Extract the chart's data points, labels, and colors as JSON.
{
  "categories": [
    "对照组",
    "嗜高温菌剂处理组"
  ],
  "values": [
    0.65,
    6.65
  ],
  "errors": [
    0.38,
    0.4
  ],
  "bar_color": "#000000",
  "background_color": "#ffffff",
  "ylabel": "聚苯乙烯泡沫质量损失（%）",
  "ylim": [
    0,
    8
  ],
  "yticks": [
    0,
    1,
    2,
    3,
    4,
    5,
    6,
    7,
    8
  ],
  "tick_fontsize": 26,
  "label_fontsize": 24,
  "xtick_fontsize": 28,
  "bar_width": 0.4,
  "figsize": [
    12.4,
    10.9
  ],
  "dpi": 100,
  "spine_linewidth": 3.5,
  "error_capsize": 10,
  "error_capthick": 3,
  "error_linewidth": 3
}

(What needs to be done) Each record should come back exactly as written.

(The solution)
Extract the chart's data points, labels, and colors as JSON.
{
  "categories": [
    "对照组",
    "嗜高温菌剂处理组"
  ],
  "values": [
    0.65,
    6.65
  ],
  "errors": [
    0.38,
    0.4
  ],
  "bar_color": "#000000",
  "background_color": "#ffffff",
  "ylabel": "聚苯乙烯泡沫质量损失（%）",
  "ylim": [
    0,
    8
  ],
  "yticks": [
    0,
    1,
    2,
    3,
    4,
    5,
    6,
    7,
    8
  ],
  "tick_fontsize": 26,
  "label_fontsize": 24,
  "xtick_fontsize": 28,
  "bar_width": 0.4,
  "figsize": [
    12.4,
    10.9
  ],
  "dpi": 100,
  "spine_linewidth": 3.5,
  "error_capsize": 10,
  "error_capthick": 3,
  "error_linewidth": 3
}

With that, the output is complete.